▶ What is being asked
Reproduce all of the data word for word.

Saved entries:
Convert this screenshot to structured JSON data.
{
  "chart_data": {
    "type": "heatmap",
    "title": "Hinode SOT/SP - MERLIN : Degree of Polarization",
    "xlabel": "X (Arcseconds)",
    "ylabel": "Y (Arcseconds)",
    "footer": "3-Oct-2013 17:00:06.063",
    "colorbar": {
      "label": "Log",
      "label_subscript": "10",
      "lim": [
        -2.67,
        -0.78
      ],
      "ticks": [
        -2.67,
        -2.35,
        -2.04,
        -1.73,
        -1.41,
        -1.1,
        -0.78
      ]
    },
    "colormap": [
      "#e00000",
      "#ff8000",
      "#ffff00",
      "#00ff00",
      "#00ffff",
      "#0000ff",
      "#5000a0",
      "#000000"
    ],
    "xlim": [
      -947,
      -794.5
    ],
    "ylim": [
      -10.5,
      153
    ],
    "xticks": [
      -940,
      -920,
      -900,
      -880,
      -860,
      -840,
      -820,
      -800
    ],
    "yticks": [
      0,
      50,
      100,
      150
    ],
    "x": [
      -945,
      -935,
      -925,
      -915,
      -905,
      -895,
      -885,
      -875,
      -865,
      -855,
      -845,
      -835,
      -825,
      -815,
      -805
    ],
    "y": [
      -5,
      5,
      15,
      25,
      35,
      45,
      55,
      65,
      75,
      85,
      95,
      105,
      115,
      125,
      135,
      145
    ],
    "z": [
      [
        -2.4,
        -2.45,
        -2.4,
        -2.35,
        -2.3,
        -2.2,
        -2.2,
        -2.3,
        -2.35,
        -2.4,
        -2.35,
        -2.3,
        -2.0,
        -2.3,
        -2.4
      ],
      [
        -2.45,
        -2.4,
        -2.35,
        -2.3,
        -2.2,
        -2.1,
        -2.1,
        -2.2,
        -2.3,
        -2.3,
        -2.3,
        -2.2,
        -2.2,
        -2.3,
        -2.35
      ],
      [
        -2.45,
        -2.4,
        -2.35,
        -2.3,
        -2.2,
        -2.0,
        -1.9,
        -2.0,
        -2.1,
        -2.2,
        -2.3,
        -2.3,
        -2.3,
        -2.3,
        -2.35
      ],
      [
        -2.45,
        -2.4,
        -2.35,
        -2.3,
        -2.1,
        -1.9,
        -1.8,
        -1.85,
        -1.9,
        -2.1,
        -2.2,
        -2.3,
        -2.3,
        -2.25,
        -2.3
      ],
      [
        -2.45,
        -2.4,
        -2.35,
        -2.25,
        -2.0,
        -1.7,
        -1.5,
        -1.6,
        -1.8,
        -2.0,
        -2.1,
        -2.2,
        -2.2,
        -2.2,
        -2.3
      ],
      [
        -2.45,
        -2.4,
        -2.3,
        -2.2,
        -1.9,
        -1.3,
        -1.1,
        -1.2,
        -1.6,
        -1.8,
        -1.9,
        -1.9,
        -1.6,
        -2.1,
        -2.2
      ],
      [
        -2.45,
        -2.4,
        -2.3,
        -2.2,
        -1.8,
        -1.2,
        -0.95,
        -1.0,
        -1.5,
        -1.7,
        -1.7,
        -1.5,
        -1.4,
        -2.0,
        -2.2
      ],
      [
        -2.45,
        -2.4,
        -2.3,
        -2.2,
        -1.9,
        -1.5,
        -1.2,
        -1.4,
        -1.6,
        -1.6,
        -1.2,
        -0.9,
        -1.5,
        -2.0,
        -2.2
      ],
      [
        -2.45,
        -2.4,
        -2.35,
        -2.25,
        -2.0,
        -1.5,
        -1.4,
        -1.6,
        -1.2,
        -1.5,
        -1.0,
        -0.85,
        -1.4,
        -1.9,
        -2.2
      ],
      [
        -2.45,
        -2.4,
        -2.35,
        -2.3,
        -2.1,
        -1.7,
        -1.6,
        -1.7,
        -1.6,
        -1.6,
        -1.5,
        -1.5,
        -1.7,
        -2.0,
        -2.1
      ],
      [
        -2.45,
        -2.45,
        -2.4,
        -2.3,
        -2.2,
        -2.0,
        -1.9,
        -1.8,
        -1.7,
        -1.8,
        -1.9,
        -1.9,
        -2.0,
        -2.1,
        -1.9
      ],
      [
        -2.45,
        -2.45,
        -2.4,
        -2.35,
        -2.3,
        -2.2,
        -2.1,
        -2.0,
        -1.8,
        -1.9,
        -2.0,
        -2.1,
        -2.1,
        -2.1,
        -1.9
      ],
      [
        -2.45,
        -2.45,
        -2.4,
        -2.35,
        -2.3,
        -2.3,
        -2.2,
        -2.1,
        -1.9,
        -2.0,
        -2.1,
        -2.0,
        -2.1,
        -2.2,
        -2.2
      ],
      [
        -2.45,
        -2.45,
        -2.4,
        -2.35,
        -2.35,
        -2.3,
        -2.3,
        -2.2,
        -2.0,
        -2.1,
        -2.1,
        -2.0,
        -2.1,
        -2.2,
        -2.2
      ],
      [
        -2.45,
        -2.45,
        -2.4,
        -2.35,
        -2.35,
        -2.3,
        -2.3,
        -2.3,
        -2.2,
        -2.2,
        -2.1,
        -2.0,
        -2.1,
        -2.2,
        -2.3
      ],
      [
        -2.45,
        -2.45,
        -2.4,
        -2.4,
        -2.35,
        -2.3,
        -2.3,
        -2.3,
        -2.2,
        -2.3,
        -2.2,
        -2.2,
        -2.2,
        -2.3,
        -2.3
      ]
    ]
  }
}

▶ Correct output
Convert this screenshot to structured JSON data.
{
  "chart_data": {
    "type": "heatmap",
    "title": "Hinode SOT/SP - MERLIN : Degree of Polarization",
    "xlabel": "X (Arcseconds)",
    "ylabel": "Y (Arcseconds)",
    "footer": "3-Oct-2013 17:00:06.063",
    "colorbar": {
      "label": "Log",
      "label_subscript": "10",
      "lim": [
        -2.67,
        -0.78
      ],
      "ticks": [
        -2.67,
        -2.35,
        -2.04,
        -1.73,
        -1.41,
        -1.1,
        -0.78
      ]
    },
    "colormap": [
      "#e00000",
      "#ff8000",
      "#ffff00",
      "#00ff00",
      "#00ffff",
      "#0000ff",
      "#5000a0",
      "#000000"
    ],
    "xlim": [
      -947,
      -794.5
    ],
    "ylim": [
      -10.5,
      153
    ],
    "xticks": [
      -940,
      -920,
      -900,
      -880,
      -860,
      -840,
      -820,
      -800
    ],
    "yticks": [
      0,
      50,
      100,
      150
    ],
    "x": [
      -945,
      -935,
      -925,
      -915,
      -905,
      -895,
      -885,
      -875,
      -865,
      -855,
      -845,
      -835,
      -825,
      -815,
      -805
    ],
    "y": [
      -5,
      5,
      15,
      25,
      35,
      45,
      55,
      65,
      75,
      85,
      95,
      105,
      115,
      125,
      135,
      145
    ],
    "z": [
      [
        -2.4,
        -2.45,
        -2.4,
        -2.35,
        -2.3,
        -2.2,
        -2.2,
        -2.3,
        -2.35,
        -2.4,
        -2.35,
        -2.3,
        -2.0,
        -2.3,
        -2.4
      ],
      [
        -2.45,
        -2.4,
        -2.35,
        -2.3,
        -2.2,
        -2.1,
        -2.1,
        -2.2,
        -2.3,
        -2.3,
        -2.3,
        -2.2,
        -2.2,
        -2.3,
        -2.35
      ],
      [
        -2.45,
        -2.4,
        -2.35,
        -2.3,
        -2.2,
        -2.0,
        -1.9,
        -2.0,
        -2.1,
        -2.2,
        -2.3,
        -2.3,
        -2.3,
        -2.3,
        -2.35
      ],
      [
        -2.45,
        -2.4,
        -2.35,
        -2.3,
        -2.1,
        -1.9,
        -1.8,
        -1.85,
        -1.9,
        -2.1,
        -2.2,
        -2.3,
        -2.3,
        -2.25,
        -2.3
      ],
      [
        -2.45,
        -2.4,
        -2.35,
        -2.25,
        -2.0,
        -1.7,
        -1.5,
        -1.6,
        -1.8,
        -2.0,
        -2.1,
        -2.2,
        -2.2,
        -2.2,
        -2.3
      ],
      [
        -2.45,
        -2.4,
        -2.3,
        -2.2,
        -1.9,
        -1.3,
        -1.1,
        -1.2,
        -1.6,
        -1.8,
        -1.9,
        -1.9,
        -1.6,
        -2.1,
        -2.2
      ],
      [
        -2.45,
        -2.4,
        -2.3,
        -2.2,
        -1.8,
        -1.2,
        -0.95,
        -1.0,
        -1.5,
        -1.7,
        -1.7,
        -1.5,
        -1.4,
        -2.0,
        -2.2
      ],
      [
        -2.45,
        -2.4,
        -2.3,
        -2.2,
        -1.9,
        -1.5,
        -1.2,
        -1.4,
        -1.6,
        -1.6,
        -1.2,
        -0.9,
        -1.5,
        -2.0,
        -2.2
      ],
      [
        -2.45,
        -2.4,
        -2.35,
        -2.25,
        -2.0,
        -1.5,
        -1.4,
        -1.6,
        -1.2,
        -1.5,
        -1.0,
        -0.85,
        -1.4,
        -1.9,
        -2.2
      ],
      [
        -2.45,
        -2.4,
        -2.35,
        -2.3,
        -2.1,
        -1.7,
        -1.6,
        -1.7,
        -1.6,
        -1.6,
        -1.5,
        -1.5,
        -1.7,
        -2.0,
        -2.1
      ],
      [
        -2.45,
        -2.45,
        -2.4,
        -2.3,
        -2.2,
        -2.0,
        -1.9,
        -1.8,
        -1.7,
        -1.8,
        -1.9,
        -1.9,
        -2.0,
        -2.1,
        -1.9
      ],
      [
        -2.45,
        -2.45,
        -2.4,
        -2.35,
        -2.3,
        -2.2,
        -2.1,
        -2.0,
        -1.8,
        -1.9,
        -2.0,
        -2.1,
        -2.1,
        -2.1,
        -1.9
      ],
      [
        -2.45,
        -2.45,
        -2.4,
        -2.35,
        -2.3,
        -2.3,
        -2.2,
        -2.1,
        -1.9,
        -2.0,
        -2.1,
        -2.0,
        -2.1,
        -2.2,
        -2.2
      ],
      [
        -2.45,
        -2.45,
        -2.4,
        -2.35,
        -2.35,
        -2.3,
        -2.3,
        -2.2,
        -2.0,
        -2.1,
        -2.1,
        -2.0,
        -2.1,
        -2.2,
        -2.2
      ],
      [
        -2.45,
        -2.45,
        -2.4,
        -2.35,
        -2.35,
        -2.3,
        -2.3,
        -2.3,
        -2.2,
        -2.2,
        -2.1,
        -2.0,
        -2.1,
        -2.2,
        -2.3
      ],
      [
        -2.45,
        -2.45,
        -2.4,
        -2.4,
        -2.35,
        -2.3,
        -2.3,
        -2.3,
        -2.2,
        -2.3,
        -2.2,
        -2.2,
        -2.2,
        -2.3,
        -2.3
      ]
    ]
  }
}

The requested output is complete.